— Supplied records —
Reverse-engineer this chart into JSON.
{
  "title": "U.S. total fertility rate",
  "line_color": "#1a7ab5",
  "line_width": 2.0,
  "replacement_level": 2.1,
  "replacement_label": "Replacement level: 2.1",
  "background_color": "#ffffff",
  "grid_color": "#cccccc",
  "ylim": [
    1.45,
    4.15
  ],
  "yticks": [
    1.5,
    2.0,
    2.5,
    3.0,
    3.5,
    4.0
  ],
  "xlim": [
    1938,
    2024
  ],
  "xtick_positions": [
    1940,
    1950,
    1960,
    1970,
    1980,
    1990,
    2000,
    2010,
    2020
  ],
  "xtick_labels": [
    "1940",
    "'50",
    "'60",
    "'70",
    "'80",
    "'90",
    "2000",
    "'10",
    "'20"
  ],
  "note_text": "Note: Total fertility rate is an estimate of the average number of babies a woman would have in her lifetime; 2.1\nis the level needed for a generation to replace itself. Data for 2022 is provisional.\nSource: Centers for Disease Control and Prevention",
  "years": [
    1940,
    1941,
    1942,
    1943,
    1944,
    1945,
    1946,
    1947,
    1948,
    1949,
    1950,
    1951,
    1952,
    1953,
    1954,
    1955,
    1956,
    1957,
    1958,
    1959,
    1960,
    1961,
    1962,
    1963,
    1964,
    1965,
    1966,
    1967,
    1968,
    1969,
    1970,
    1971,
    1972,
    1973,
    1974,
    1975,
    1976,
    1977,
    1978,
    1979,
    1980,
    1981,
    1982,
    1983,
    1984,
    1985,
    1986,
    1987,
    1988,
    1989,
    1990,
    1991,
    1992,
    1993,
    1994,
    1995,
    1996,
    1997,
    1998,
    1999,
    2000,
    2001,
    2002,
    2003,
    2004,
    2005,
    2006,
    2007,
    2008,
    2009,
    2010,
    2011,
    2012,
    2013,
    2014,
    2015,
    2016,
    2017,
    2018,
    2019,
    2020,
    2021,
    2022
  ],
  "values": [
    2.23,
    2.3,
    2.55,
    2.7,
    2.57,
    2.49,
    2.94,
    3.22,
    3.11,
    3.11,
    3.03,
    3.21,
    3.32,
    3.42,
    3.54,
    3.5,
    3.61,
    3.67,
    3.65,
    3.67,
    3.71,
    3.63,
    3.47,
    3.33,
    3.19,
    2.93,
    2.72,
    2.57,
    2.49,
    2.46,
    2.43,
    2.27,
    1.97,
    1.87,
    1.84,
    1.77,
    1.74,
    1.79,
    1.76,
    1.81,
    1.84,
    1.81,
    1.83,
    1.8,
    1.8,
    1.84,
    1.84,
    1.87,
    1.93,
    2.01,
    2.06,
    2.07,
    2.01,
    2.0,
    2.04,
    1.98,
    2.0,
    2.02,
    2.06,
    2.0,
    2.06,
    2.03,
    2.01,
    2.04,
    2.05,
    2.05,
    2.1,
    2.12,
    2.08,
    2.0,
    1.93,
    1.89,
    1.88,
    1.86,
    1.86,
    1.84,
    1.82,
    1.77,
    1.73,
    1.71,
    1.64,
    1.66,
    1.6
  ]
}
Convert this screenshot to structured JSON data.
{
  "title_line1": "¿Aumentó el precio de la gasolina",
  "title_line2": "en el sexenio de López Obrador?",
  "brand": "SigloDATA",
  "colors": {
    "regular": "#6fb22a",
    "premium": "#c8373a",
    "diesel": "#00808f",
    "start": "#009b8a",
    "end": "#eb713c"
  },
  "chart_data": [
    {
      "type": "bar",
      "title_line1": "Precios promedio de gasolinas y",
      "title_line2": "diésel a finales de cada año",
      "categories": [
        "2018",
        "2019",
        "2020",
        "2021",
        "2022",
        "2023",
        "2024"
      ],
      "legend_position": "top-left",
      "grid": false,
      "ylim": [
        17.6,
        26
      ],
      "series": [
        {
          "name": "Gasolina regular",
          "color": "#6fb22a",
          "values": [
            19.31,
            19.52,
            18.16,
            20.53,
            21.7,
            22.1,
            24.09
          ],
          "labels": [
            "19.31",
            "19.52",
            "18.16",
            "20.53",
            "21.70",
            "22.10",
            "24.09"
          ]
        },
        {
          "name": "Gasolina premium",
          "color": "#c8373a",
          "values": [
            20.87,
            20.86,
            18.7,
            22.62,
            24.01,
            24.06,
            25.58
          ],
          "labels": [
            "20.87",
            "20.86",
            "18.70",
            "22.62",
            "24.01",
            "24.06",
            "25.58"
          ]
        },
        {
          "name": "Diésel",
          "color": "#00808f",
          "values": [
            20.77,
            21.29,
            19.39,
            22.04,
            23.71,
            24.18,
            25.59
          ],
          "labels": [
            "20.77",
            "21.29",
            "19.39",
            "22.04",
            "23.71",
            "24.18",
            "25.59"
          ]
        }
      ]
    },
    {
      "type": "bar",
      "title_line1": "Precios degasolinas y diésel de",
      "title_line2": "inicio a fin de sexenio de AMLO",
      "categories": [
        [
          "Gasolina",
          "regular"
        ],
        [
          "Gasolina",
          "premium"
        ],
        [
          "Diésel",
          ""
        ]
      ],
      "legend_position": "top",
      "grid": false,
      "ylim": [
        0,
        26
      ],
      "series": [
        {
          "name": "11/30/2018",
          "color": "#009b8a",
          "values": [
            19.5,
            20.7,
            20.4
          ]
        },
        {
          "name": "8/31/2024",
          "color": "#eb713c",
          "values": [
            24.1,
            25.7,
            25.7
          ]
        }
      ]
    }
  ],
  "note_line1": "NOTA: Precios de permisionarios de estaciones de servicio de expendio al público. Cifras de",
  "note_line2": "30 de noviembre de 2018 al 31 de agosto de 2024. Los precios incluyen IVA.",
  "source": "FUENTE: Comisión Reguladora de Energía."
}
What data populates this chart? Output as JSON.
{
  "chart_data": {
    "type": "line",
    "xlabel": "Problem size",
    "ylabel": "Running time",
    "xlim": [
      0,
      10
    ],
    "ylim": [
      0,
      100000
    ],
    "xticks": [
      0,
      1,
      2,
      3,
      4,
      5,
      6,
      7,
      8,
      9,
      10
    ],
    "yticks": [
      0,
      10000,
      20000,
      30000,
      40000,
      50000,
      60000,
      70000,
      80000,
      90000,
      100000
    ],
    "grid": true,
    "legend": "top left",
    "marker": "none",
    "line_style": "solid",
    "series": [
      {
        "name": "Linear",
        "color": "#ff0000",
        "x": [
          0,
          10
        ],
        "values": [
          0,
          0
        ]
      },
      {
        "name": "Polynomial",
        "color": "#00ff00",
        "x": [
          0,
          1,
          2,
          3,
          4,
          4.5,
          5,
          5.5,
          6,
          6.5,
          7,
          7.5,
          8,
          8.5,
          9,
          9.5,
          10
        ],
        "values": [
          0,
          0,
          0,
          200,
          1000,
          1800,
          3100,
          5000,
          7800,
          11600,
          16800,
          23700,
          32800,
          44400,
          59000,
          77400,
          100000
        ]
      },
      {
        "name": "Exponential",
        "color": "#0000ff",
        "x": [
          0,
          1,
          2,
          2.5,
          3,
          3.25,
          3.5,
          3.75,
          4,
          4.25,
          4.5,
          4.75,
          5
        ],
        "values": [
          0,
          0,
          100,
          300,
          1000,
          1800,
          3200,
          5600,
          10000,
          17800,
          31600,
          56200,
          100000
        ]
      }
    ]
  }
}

— Instructions to follow —
Return every line of the material exactly.

— Written solution —
Reverse-engineer this chart into JSON.
{
  "title": "U.S. total fertility rate",
  "line_color": "#1a7ab5",
  "line_width": 2.0,
  "replacement_level": 2.1,
  "replacement_label": "Replacement level: 2.1",
  "background_color": "#ffffff",
  "grid_color": "#cccccc",
  "ylim": [
    1.45,
    4.15
  ],
  "yticks": [
    1.5,
    2.0,
    2.5,
    3.0,
    3.5,
    4.0
  ],
  "xlim": [
    1938,
    2024
  ],
  "xtick_positions": [
    1940,
    1950,
    1960,
    1970,
    1980,
    1990,
    2000,
    2010,
    2020
  ],
  "xtick_labels": [
    "1940",
    "'50",
    "'60",
    "'70",
    "'80",
    "'90",
    "2000",
    "'10",
    "'20"
  ],
  "note_text": "Note: Total fertility rate is an estimate of the average number of babies a woman would have in her lifetime; 2.1\nis the level needed for a generation to replace itself. Data for 2022 is provisional.\nSource: Centers for Disease Control and Prevention",
  "years": [
    1940,
    1941,
    1942,
    1943,
    1944,
    1945,
    1946,
    1947,
    1948,
    1949,
    1950,
    1951,
    1952,
    1953,
    1954,
    1955,
    1956,
    1957,
    1958,
    1959,
    1960,
    1961,
    1962,
    1963,
    1964,
    1965,
    1966,
    1967,
    1968,
    1969,
    1970,
    1971,
    1972,
    1973,
    1974,
    1975,
    1976,
    1977,
    1978,
    1979,
    1980,
    1981,
    1982,
    1983,
    1984,
    1985,
    1986,
    1987,
    1988,
    1989,
    1990,
    1991,
    1992,
    1993,
    1994,
    1995,
    1996,
    1997,
    1998,
    1999,
    2000,
    2001,
    2002,
    2003,
    2004,
    2005,
    2006,
    2007,
    2008,
    2009,
    2010,
    2011,
    2012,
    2013,
    2014,
    2015,
    2016,
    2017,
    2018,
    2019,
    2020,
    2021,
    2022
  ],
  "values": [
    2.23,
    2.3,
    2.55,
    2.7,
    2.57,
    2.49,
    2.94,
    3.22,
    3.11,
    3.11,
    3.03,
    3.21,
    3.32,
    3.42,
    3.54,
    3.5,
    3.61,
    3.67,
    3.65,
    3.67,
    3.71,
    3.63,
    3.47,
    3.33,
    3.19,
    2.93,
    2.72,
    2.57,
    2.49,
    2.46,
    2.43,
    2.27,
    1.97,
    1.87,
    1.84,
    1.77,
    1.74,
    1.79,
    1.76,
    1.81,
    1.84,
    1.81,
    1.83,
    1.8,
    1.8,
    1.84,
    1.84,
    1.87,
    1.93,
    2.01,
    2.06,
    2.07,
    2.01,
    2.0,
    2.04,
    1.98,
    2.0,
    2.02,
    2.06,
    2.0,
    2.06,
    2.03,
    2.01,
    2.04,
    2.05,
    2.05,
    2.1,
    2.12,
    2.08,
    2.0,
    1.93,
    1.89,
    1.88,
    1.86,
    1.86,
    1.84,
    1.82,
    1.77,
    1.73,
    1.71,
    1.64,
    1.66,
    1.6
  ]
}
Convert this screenshot to structured JSON data.
{
  "title_line1": "¿Aumentó el precio de la gasolina",
  "title_line2": "en el sexenio de López Obrador?",
  "brand": "SigloDATA",
  "colors": {
    "regular": "#6fb22a",
    "premium": "#c8373a",
    "diesel": "#00808f",
    "start": "#009b8a",
    "end": "#eb713c"
  },
  "chart_data": [
    {
      "type": "bar",
      "title_line1": "Precios promedio de gasolinas y",
      "title_line2": "diésel a finales de cada año",
      "categories": [
        "2018",
        "2019",
        "2020",
        "2021",
        "2022",
        "2023",
        "2024"
      ],
      "legend_position": "top-left",
      "grid": false,
      "ylim": [
        17.6,
        26
      ],
      "series": [
        {
          "name": "Gasolina regular",
          "color": "#6fb22a",
          "values": [
            19.31,
            19.52,
            18.16,
            20.53,
            21.7,
            22.1,
            24.09
          ],
          "labels": [
            "19.31",
            "19.52",
            "18.16",
            "20.53",
            "21.70",
            "22.10",
            "24.09"
          ]
        },
        {
          "name": "Gasolina premium",
          "color": "#c8373a",
          "values": [
            20.87,
            20.86,
            18.7,
            22.62,
            24.01,
            24.06,
            25.58
          ],
          "labels": [
            "20.87",
            "20.86",
            "18.70",
            "22.62",
            "24.01",
            "24.06",
            "25.58"
          ]
        },
        {
          "name": "Diésel",
          "color": "#00808f",
          "values": [
            20.77,
            21.29,
            19.39,
            22.04,
            23.71,
            24.18,
            25.59
          ],
          "labels": [
            "20.77",
            "21.29",
            "19.39",
            "22.04",
            "23.71",
            "24.18",
            "25.59"
          ]
        }
      ]
    },
    {
      "type": "bar",
      "title_line1": "Precios degasolinas y diésel de",
      "title_line2": "inicio a fin de sexenio de AMLO",
      "categories": [
        [
          "Gasolina",
          "regular"
        ],
        [
          "Gasolina",
          "premium"
        ],
        [
          "Diésel",
          ""
        ]
      ],
      "legend_position": "top",
      "grid": false,
      "ylim": [
        0,
        26
      ],
      "series": [
        {
          "name": "11/30/2018",
          "color": "#009b8a",
          "values": [
            19.5,
            20.7,
            20.4
          ]
        },
        {
          "name": "8/31/2024",
          "color": "#eb713c",
          "values": [
            24.1,
            25.7,
            25.7
          ]
        }
      ]
    }
  ],
  "note_line1": "NOTA: Precios de permisionarios de estaciones de servicio de expendio al público. Cifras de",
  "note_line2": "30 de noviembre de 2018 al 31 de agosto de 2024. Los precios incluyen IVA.",
  "source": "FUENTE: Comisión Reguladora de Energía."
}
What data populates this chart? Output as JSON.
{
  "chart_data": {
    "type": "line",
    "xlabel": "Problem size",
    "ylabel": "Running time",
    "xlim": [
      0,
      10
    ],
    "ylim": [
      0,
      100000
    ],
    "xticks": [
      0,
      1,
      2,
      3,
      4,
      5,
      6,
      7,
      8,
      9,
      10
    ],
    "yticks": [
      0,
      10000,
      20000,
      30000,
      40000,
      50000,
      60000,
      70000,
      80000,
      90000,
      100000
    ],
    "grid": true,
    "legend": "top left",
    "marker": "none",
    "line_style": "solid",
    "series": [
      {
        "name": "Linear",
        "color": "#ff0000",
        "x": [
          0,
          10
        ],
        "values": [
          0,
          0
        ]
      },
      {
        "name": "Polynomial",
        "color": "#00ff00",
        "x": [
          0,
          1,
          2,
          3,
          4,
          4.5,
          5,
          5.5,
          6,
          6.5,
          7,
          7.5,
          8,
          8.5,
          9,
          9.5,
          10
        ],
        "values": [
          0,
          0,
          0,
          200,
          1000,
          1800,
          3100,
          5000,
          7800,
          11600,
          16800,
          23700,
          32800,
          44400,
          59000,
          77400,
          100000
        ]
      },
      {
        "name": "Exponential",
        "color": "#0000ff",
        "x": [
          0,
          1,
          2,
          2.5,
          3,
          3.25,
          3.5,
          3.75,
          4,
          4.25,
          4.5,
          4.75,
          5
        ],
        "values": [
          0,
          0,
          100,
          300,
          1000,
          1800,
          3200,
          5600,
          10000,
          17800,
          31600,
          56200,
          100000
        ]
      }
    ]
  }
}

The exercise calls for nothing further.